■ **WHAT THE EXERCISE ASKS**
Repeat each line word for word.

■ **RECORDS FOR THE EXERCISE**
· · ·

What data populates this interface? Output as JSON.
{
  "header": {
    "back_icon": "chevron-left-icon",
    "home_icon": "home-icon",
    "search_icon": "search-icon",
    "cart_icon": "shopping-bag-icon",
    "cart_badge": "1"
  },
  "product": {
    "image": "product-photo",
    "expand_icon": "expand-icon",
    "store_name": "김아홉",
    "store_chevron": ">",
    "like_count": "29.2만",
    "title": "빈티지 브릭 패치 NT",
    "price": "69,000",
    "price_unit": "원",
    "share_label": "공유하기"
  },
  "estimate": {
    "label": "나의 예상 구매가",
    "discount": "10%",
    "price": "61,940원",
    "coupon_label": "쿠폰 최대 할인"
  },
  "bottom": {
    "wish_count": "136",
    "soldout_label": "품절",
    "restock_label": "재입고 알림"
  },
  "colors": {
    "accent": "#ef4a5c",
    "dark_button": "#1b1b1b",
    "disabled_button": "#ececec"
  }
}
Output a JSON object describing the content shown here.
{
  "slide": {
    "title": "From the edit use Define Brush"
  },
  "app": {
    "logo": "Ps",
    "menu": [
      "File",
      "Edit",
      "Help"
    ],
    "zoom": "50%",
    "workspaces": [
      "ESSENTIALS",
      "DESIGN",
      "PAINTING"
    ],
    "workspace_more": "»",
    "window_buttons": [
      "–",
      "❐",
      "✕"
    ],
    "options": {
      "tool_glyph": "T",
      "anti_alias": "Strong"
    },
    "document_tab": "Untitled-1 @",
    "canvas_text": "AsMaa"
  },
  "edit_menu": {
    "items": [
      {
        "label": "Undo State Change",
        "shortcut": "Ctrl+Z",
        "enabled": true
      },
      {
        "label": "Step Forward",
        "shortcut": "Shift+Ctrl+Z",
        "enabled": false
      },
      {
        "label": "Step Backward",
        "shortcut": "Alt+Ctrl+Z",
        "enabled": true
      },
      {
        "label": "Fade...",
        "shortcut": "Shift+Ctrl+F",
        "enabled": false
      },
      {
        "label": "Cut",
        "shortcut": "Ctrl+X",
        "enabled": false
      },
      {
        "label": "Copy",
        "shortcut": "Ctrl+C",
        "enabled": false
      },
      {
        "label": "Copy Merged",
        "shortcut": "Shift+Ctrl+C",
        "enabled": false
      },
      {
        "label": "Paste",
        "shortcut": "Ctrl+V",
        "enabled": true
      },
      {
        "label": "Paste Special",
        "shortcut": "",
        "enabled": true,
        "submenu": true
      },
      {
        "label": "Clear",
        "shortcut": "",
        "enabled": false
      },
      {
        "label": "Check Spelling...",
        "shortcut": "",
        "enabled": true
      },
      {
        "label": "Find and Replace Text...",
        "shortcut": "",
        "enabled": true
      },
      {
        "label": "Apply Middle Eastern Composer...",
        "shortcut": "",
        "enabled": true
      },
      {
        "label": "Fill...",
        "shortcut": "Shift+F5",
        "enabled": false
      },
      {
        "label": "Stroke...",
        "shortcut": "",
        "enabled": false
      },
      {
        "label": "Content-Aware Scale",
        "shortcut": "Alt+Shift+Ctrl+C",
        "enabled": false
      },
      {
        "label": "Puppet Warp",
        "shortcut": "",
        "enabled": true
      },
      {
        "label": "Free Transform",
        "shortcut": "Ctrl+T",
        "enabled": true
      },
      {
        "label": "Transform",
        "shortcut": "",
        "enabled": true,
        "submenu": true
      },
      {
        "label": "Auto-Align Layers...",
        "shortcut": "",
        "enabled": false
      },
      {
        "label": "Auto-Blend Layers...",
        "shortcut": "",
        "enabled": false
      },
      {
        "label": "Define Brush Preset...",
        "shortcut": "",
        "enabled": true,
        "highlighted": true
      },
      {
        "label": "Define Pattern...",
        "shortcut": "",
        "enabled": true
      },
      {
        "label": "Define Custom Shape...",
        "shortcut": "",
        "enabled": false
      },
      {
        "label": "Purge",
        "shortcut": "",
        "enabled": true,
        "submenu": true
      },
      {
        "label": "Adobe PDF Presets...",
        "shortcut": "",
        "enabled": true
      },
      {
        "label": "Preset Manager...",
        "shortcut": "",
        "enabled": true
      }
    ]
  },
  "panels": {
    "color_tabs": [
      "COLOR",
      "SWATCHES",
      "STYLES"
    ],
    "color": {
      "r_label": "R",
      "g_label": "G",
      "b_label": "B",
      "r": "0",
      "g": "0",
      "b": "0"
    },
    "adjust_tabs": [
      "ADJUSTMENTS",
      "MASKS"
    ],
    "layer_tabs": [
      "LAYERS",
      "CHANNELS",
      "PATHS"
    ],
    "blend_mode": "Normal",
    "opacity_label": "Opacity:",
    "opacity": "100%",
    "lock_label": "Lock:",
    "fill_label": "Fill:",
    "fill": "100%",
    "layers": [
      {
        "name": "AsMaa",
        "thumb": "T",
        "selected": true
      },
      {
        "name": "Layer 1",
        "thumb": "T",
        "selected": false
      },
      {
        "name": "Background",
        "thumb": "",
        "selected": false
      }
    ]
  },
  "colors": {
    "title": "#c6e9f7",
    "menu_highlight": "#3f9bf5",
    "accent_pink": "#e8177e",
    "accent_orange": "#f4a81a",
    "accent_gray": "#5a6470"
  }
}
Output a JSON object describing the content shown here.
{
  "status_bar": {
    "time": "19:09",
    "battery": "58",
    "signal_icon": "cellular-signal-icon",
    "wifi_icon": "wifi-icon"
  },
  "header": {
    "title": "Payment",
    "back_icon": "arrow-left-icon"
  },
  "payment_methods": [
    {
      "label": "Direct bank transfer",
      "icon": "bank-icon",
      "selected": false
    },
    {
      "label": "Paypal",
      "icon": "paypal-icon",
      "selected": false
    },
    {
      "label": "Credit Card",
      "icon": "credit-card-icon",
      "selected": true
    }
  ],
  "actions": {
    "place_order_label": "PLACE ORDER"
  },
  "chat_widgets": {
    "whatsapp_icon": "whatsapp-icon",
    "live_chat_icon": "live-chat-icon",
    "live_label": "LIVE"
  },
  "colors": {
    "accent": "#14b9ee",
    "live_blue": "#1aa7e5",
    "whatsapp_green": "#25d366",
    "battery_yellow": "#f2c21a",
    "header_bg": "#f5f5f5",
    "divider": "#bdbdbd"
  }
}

· · ·

■ **CORRECT OUTPUT**
What data populates this interface? Output as JSON.
{
  "header": {
    "back_icon": "chevron-left-icon",
    "home_icon": "home-icon",
    "search_icon": "search-icon",
    "cart_icon": "shopping-bag-icon",
    "cart_badge": "1"
  },
  "product": {
    "image": "product-photo",
    "expand_icon": "expand-icon",
    "store_name": "김아홉",
    "store_chevron": ">",
    "like_count": "29.2만",
    "title": "빈티지 브릭 패치 NT",
    "price": "69,000",
    "price_unit": "원",
    "share_label": "공유하기"
  },
  "estimate": {
    "label": "나의 예상 구매가",
    "discount": "10%",
    "price": "61,940원",
    "coupon_label": "쿠폰 최대 할인"
  },
  "bottom": {
    "wish_count": "136",
    "soldout_label": "품절",
    "restock_label": "재입고 알림"
  },
  "colors": {
    "accent": "#ef4a5c",
    "dark_button": "#1b1b1b",
    "disabled_button": "#ececec"
  }
}
Output a JSON object describing the content shown here.
{
  "slide": {
    "title": "From the edit use Define Brush"
  },
  "app": {
    "logo": "Ps",
    "menu": [
      "File",
      "Edit",
      "Help"
    ],
    "zoom": "50%",
    "workspaces": [
      "ESSENTIALS",
      "DESIGN",
      "PAINTING"
    ],
    "workspace_more": "»",
    "window_buttons": [
      "–",
      "❐",
      "✕"
    ],
    "options": {
      "tool_glyph": "T",
      "anti_alias": "Strong"
    },
    "document_tab": "Untitled-1 @",
    "canvas_text": "AsMaa"
  },
  "edit_menu": {
    "items": [
      {
        "label": "Undo State Change",
        "shortcut": "Ctrl+Z",
        "enabled": true
      },
      {
        "label": "Step Forward",
        "shortcut": "Shift+Ctrl+Z",
        "enabled": false
      },
      {
        "label": "Step Backward",
        "shortcut": "Alt+Ctrl+Z",
        "enabled": true
      },
      {
        "label": "Fade...",
        "shortcut": "Shift+Ctrl+F",
        "enabled": false
      },
      {
        "label": "Cut",
        "shortcut": "Ctrl+X",
        "enabled": false
      },
      {
        "label": "Copy",
        "shortcut": "Ctrl+C",
        "enabled": false
      },
      {
        "label": "Copy Merged",
        "shortcut": "Shift+Ctrl+C",
        "enabled": false
      },
      {
        "label": "Paste",
        "shortcut": "Ctrl+V",
        "enabled": true
      },
      {
        "label": "Paste Special",
        "shortcut": "",
        "enabled": true,
        "submenu": true
      },
      {
        "label": "Clear",
        "shortcut": "",
        "enabled": false
      },
      {
        "label": "Check Spelling...",
        "shortcut": "",
        "enabled": true
      },
      {
        "label": "Find and Replace Text...",
        "shortcut": "",
        "enabled": true
      },
      {
        "label": "Apply Middle Eastern Composer...",
        "shortcut": "",
        "enabled": true
      },
      {
        "label": "Fill...",
        "shortcut": "Shift+F5",
        "enabled": false
      },
      {
        "label": "Stroke...",
        "shortcut": "",
        "enabled": false
      },
      {
        "label": "Content-Aware Scale",
        "shortcut": "Alt+Shift+Ctrl+C",
        "enabled": false
      },
      {
        "label": "Puppet Warp",
        "shortcut": "",
        "enabled": true
      },
      {
        "label": "Free Transform",
        "shortcut": "Ctrl+T",
        "enabled": true
      },
      {
        "label": "Transform",
        "shortcut": "",
        "enabled": true,
        "submenu": true
      },
      {
        "label": "Auto-Align Layers...",
        "shortcut": "",
        "enabled": false
      },
      {
        "label": "Auto-Blend Layers...",
        "shortcut": "",
        "enabled": false
      },
      {
        "label": "Define Brush Preset...",
        "shortcut": "",
        "enabled": true,
        "highlighted": true
      },
      {
        "label": "Define Pattern...",
        "shortcut": "",
        "enabled": true
      },
      {
        "label": "Define Custom Shape...",
        "shortcut": "",
        "enabled": false
      },
      {
        "label": "Purge",
        "shortcut": "",
        "enabled": true,
        "submenu": true
      },
      {
        "label": "Adobe PDF Presets...",
        "shortcut": "",
        "enabled": true
      },
      {
        "label": "Preset Manager...",
        "shortcut": "",
        "enabled": true
      }
    ]
  },
  "panels": {
    "color_tabs": [
      "COLOR",
      "SWATCHES",
      "STYLES"
    ],
    "color": {
      "r_label": "R",
      "g_label": "G",
      "b_label": "B",
      "r": "0",
      "g": "0",
      "b": "0"
    },
    "adjust_tabs": [
      "ADJUSTMENTS",
      "MASKS"
    ],
    "layer_tabs": [
      "LAYERS",
      "CHANNELS",
      "PATHS"
    ],
    "blend_mode": "Normal",
    "opacity_label": "Opacity:",
    "opacity": "100%",
    "lock_label": "Lock:",
    "fill_label": "Fill:",
    "fill": "100%",
    "layers": [
      {
        "name": "AsMaa",
        "thumb": "T",
        "selected": true
      },
      {
        "name": "Layer 1",
        "thumb": "T",
        "selected": false
      },
      {
        "name": "Background",
        "thumb": "",
        "selected": false
      }
    ]
  },
  "colors": {
    "title": "#c6e9f7",
    "menu_highlight": "#3f9bf5",
    "accent_pink": "#e8177e",
    "accent_orange": "#f4a81a",
    "accent_gray": "#5a6470"
  }
}
Output a JSON object describing the content shown here.
{
  "status_bar": {
    "time": "19:09",
    "battery": "58",
    "signal_icon": "cellular-signal-icon",
    "wifi_icon": "wifi-icon"
  },
  "header": {
    "title": "Payment",
    "back_icon": "arrow-left-icon"
  },
  "payment_methods": [
    {
      "label": "Direct bank transfer",
      "icon": "bank-icon",
      "selected": false
    },
    {
      "label": "Paypal",
      "icon": "paypal-icon",
      "selected": false
    },
    {
      "label": "Credit Card",
      "icon": "credit-card-icon",
      "selected": true
    }
  ],
  "actions": {
    "place_order_label": "PLACE ORDER"
  },
  "chat_widgets": {
    "whatsapp_icon": "whatsapp-icon",
    "live_chat_icon": "live-chat-icon",
    "live_label": "LIVE"
  },
  "colors": {
    "accent": "#14b9ee",
    "live_blue": "#1aa7e5",
    "whatsapp_green": "#25d366",
    "battery_yellow": "#f2c21a",
    "header_bg": "#f5f5f5",
    "divider": "#bdbdbd"
  }
}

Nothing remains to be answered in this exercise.